[Begin SOURCE MATERIAL]

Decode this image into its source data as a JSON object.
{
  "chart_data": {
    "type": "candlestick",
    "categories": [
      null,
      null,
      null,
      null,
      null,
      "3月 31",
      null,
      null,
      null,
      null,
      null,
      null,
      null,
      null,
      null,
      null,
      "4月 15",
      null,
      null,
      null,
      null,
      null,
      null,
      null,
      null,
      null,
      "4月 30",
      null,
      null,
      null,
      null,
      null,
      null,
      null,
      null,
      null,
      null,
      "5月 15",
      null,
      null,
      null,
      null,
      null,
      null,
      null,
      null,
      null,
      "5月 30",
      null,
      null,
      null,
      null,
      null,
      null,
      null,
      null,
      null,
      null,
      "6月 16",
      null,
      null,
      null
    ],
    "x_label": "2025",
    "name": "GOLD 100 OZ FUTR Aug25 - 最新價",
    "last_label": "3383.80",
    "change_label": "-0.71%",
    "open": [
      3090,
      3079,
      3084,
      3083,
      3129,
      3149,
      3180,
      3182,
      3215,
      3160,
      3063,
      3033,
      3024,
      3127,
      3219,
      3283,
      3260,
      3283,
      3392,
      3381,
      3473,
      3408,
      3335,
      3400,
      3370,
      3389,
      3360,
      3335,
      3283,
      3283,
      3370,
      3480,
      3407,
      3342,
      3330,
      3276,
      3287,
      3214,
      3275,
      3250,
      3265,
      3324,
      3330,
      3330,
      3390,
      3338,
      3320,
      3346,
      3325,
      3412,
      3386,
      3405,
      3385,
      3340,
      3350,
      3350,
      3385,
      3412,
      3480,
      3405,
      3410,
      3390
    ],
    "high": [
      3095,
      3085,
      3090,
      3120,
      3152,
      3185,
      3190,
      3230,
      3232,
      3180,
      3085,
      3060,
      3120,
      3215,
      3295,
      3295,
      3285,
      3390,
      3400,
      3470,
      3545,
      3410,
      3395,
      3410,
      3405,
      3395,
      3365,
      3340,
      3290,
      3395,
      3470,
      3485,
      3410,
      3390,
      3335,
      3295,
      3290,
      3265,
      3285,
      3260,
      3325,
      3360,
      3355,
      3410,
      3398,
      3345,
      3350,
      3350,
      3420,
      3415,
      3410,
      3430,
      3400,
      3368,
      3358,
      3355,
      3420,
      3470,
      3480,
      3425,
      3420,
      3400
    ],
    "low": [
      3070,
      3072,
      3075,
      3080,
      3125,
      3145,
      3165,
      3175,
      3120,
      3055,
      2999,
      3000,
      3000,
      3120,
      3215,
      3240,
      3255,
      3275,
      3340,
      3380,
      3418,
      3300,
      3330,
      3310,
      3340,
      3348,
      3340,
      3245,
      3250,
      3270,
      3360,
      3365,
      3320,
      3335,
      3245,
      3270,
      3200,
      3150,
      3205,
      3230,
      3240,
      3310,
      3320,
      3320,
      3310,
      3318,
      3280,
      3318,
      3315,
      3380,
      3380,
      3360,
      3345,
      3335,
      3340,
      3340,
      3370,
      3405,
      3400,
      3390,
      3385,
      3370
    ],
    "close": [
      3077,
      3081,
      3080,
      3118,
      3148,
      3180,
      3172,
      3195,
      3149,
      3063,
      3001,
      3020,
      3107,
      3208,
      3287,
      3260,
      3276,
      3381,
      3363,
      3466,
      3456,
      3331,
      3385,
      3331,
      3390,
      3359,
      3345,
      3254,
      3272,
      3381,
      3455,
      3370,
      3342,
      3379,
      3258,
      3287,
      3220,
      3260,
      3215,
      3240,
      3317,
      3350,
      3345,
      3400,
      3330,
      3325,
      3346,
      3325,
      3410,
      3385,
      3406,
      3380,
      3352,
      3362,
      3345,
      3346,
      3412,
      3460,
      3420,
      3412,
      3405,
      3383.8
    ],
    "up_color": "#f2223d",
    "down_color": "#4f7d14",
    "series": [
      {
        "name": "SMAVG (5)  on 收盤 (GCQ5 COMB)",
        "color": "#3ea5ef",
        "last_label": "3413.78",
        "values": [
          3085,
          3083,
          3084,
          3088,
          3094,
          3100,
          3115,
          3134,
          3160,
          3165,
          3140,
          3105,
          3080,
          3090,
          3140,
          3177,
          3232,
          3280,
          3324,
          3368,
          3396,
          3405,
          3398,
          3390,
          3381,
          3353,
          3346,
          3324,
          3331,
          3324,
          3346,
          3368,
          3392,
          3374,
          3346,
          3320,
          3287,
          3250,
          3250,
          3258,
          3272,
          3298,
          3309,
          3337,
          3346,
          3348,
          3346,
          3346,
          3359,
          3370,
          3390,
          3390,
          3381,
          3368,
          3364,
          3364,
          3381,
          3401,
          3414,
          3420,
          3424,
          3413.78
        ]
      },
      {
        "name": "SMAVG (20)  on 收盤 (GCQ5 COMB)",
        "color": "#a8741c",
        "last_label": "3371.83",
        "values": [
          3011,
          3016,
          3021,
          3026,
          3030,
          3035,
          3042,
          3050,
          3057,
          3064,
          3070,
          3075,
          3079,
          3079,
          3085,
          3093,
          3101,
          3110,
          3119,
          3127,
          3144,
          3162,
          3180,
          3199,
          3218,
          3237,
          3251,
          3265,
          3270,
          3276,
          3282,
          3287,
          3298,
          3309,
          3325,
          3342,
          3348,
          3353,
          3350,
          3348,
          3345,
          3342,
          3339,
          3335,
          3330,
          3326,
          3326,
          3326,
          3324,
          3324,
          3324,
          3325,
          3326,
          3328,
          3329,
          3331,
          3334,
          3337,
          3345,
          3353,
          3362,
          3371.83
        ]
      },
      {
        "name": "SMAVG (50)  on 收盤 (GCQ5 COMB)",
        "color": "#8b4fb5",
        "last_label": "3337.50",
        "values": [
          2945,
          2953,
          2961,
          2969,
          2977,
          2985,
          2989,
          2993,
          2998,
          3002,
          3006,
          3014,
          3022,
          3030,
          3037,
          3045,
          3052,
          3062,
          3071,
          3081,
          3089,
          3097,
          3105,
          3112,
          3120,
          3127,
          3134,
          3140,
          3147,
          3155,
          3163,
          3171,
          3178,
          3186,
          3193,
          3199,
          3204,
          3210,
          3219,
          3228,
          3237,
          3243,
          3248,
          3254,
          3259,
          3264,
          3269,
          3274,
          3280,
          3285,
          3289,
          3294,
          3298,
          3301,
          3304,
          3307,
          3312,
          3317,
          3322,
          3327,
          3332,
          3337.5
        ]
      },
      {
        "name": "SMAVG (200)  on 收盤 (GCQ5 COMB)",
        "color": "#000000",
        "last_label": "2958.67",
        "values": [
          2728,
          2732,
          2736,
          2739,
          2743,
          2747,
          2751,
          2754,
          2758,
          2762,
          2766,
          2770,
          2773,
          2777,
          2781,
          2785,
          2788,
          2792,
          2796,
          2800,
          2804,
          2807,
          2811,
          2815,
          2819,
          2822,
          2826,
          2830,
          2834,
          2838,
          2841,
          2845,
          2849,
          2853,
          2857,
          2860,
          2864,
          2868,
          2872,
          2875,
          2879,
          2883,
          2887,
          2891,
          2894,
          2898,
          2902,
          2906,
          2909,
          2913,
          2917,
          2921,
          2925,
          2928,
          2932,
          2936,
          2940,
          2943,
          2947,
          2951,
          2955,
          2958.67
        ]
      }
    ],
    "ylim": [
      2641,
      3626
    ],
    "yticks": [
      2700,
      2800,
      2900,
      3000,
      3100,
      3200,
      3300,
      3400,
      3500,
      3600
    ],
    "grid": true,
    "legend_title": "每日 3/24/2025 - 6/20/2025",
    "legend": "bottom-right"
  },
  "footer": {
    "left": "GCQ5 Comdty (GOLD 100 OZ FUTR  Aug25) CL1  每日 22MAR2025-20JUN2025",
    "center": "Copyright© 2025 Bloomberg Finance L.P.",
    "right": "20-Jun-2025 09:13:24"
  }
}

[End SOURCE MATERIAL]

__REQUIREMENT__.
Scan the records above, count the lines with "GOLD" in them, and give only the number.

__EXERCISE RESPONSE__.
2